YOUR GOAL
All of the entries must be reproduced exactly, with no images carried over.

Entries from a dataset
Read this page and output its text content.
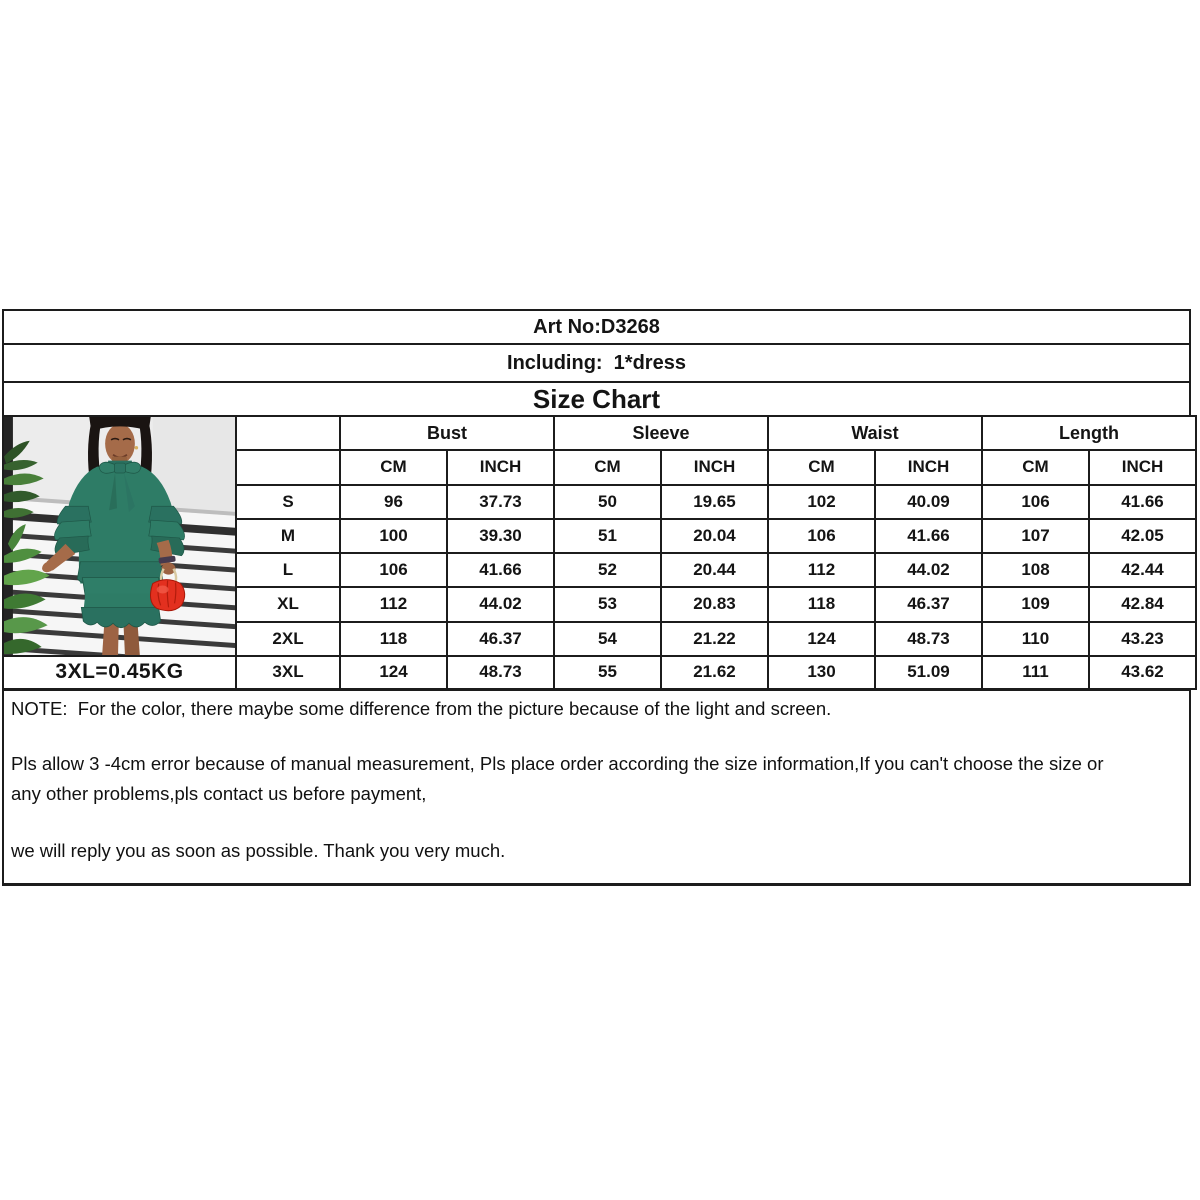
Art No:D3268
Including:  1*dress
Size Chart
		Bust		Sleeve		Waist		Length	
		CM	INCH	CM	INCH	CM	INCH	CM	INCH
	S	96	37.73	50	19.65	102	40.09	106	41.66
	M	100	39.30	51	20.04	106	41.66	107	42.05
	L	106	41.66	52	20.44	112	44.02	108	42.44
	XL	112	44.02	53	20.83	118	46.37	109	42.84
	2XL	118	46.37	54	21.22	124	48.73	110	43.23
3XL=0.45KG	3XL	124	48.73	55	21.62	130	51.09	111	43.62

NOTE:  For the color, there maybe some difference from the picture because of the light and screen.

Pls allow 3 -4cm error because of manual measurement, Pls place order according the size information,If you can't choose the size or

any other problems,pls contact us before payment,

we will reply you as soon as possible. Thank you very much.
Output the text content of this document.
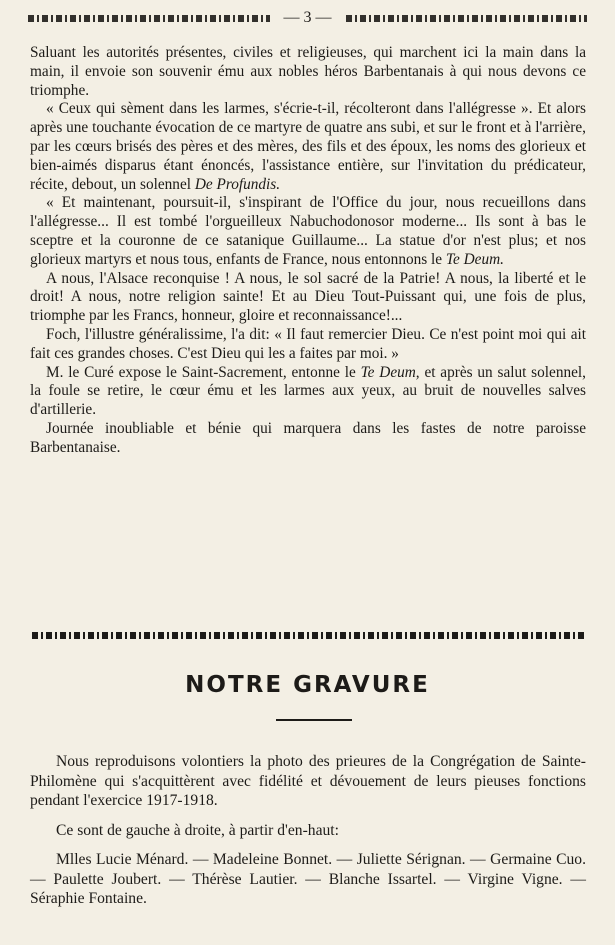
— 3 —

Saluant les autorités présentes, civiles et religieuses, qui marchent ici la main dans la main, il envoie son souvenir ému aux nobles héros Barbentanais à qui nous devons ce triomphe.

« Ceux qui sèment dans les larmes, s'écrie-t-il, récolteront dans l'allégresse ». Et alors après une touchante évocation de ce martyre de quatre ans subi, et sur le front et à l'arrière, par les cœurs brisés des pères et des mères, des fils et des époux, les noms des glorieux et bien-aimés disparus étant énoncés, l'assistance entière, sur l'invitation du prédicateur, récite, debout, un solennel De Profundis.

« Et maintenant, poursuit-il, s'inspirant de l'Office du jour, nous recueillons dans l'allégresse... Il est tombé l'orgueilleux Nabuchodonosor moderne... Ils sont à bas le sceptre et la couronne de ce satanique Guillaume... La statue d'or n'est plus; et nos glorieux martyrs et nous tous, enfants de France, nous entonnons le Te Deum.

A nous, l'Alsace reconquise ! A nous, le sol sacré de la Patrie! A nous, la liberté et le droit! A nous, notre religion sainte! Et au Dieu Tout-Puissant qui, une fois de plus, triomphe par les Francs, honneur, gloire et reconnaissance!...

Foch, l'illustre généralissime, l'a dit: « Il faut remercier Dieu. Ce n'est point moi qui ait fait ces grandes choses. C'est Dieu qui les a faites par moi. »

M. le Curé expose le Saint-Sacrement, entonne le Te Deum, et après un salut solennel, la foule se retire, le cœur ému et les larmes aux yeux, au bruit de nouvelles salves d'artillerie.

Journée inoubliable et bénie qui marquera dans les fastes de notre paroisse Barbentanaise.

NOTRE GRAVURE

Nous reproduisons volontiers la photo des prieures de la Congrégation de Sainte-Philomène qui s'acquittèrent avec fidélité et dévouement de leurs pieuses fonctions pendant l'exercice 1917-1918.

Ce sont de gauche à droite, à partir d'en-haut:

Mlles Lucie Ménard. — Madeleine Bonnet. — Juliette Sérignan. — Germaine Cuo. — Paulette Joubert. — Thérèse Lautier. — Blanche Issartel. — Virgine Vigne. — Séraphie Fontaine.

SOLUTION FOR THIS EXERCISE
Read this page and output its text content.
Art No:D3268
Including:  1*dress
Size Chart
		Bust		Sleeve		Waist		Length	
		CM	INCH	CM	INCH	CM	INCH	CM	INCH
	S	96	37.73	50	19.65	102	40.09	106	41.66
	M	100	39.30	51	20.04	106	41.66	107	42.05
	L	106	41.66	52	20.44	112	44.02	108	42.44
	XL	112	44.02	53	20.83	118	46.37	109	42.84
	2XL	118	46.37	54	21.22	124	48.73	110	43.23
3XL=0.45KG	3XL	124	48.73	55	21.62	130	51.09	111	43.62

NOTE:  For the color, there maybe some difference from the picture because of the light and screen.

Pls allow 3 -4cm error because of manual measurement, Pls place order according the size information,If you can't choose the size or

any other problems,pls contact us before payment,

we will reply you as soon as possible. Thank you very much.
Output the text content of this document.
— 3 —

Saluant les autorités présentes, civiles et religieuses, qui marchent ici la main dans la main, il envoie son souvenir ému aux nobles héros Barbentanais à qui nous devons ce triomphe.

« Ceux qui sèment dans les larmes, s'écrie-t-il, récolteront dans l'allégresse ». Et alors après une touchante évocation de ce martyre de quatre ans subi, et sur le front et à l'arrière, par les cœurs brisés des pères et des mères, des fils et des époux, les noms des glorieux et bien-aimés disparus étant énoncés, l'assistance entière, sur l'invitation du prédicateur, récite, debout, un solennel De Profundis.

« Et maintenant, poursuit-il, s'inspirant de l'Office du jour, nous recueillons dans l'allégresse... Il est tombé l'orgueilleux Nabuchodonosor moderne... Ils sont à bas le sceptre et la couronne de ce satanique Guillaume... La statue d'or n'est plus; et nos glorieux martyrs et nous tous, enfants de France, nous entonnons le Te Deum.

A nous, l'Alsace reconquise ! A nous, le sol sacré de la Patrie! A nous, la liberté et le droit! A nous, notre religion sainte! Et au Dieu Tout-Puissant qui, une fois de plus, triomphe par les Francs, honneur, gloire et reconnaissance!...

Foch, l'illustre généralissime, l'a dit: « Il faut remercier Dieu. Ce n'est point moi qui ait fait ces grandes choses. C'est Dieu qui les a faites par moi. »

M. le Curé expose le Saint-Sacrement, entonne le Te Deum, et après un salut solennel, la foule se retire, le cœur ému et les larmes aux yeux, au bruit de nouvelles salves d'artillerie.

Journée inoubliable et bénie qui marquera dans les fastes de notre paroisse Barbentanaise.

NOTRE GRAVURE

Nous reproduisons volontiers la photo des prieures de la Congrégation de Sainte-Philomène qui s'acquittèrent avec fidélité et dévouement de leurs pieuses fonctions pendant l'exercice 1917-1918.

Ce sont de gauche à droite, à partir d'en-haut:

Mlles Lucie Ménard. — Madeleine Bonnet. — Juliette Sérignan. — Germaine Cuo. — Paulette Joubert. — Thérèse Lautier. — Blanche Issartel. — Virgine Vigne. — Séraphie Fontaine.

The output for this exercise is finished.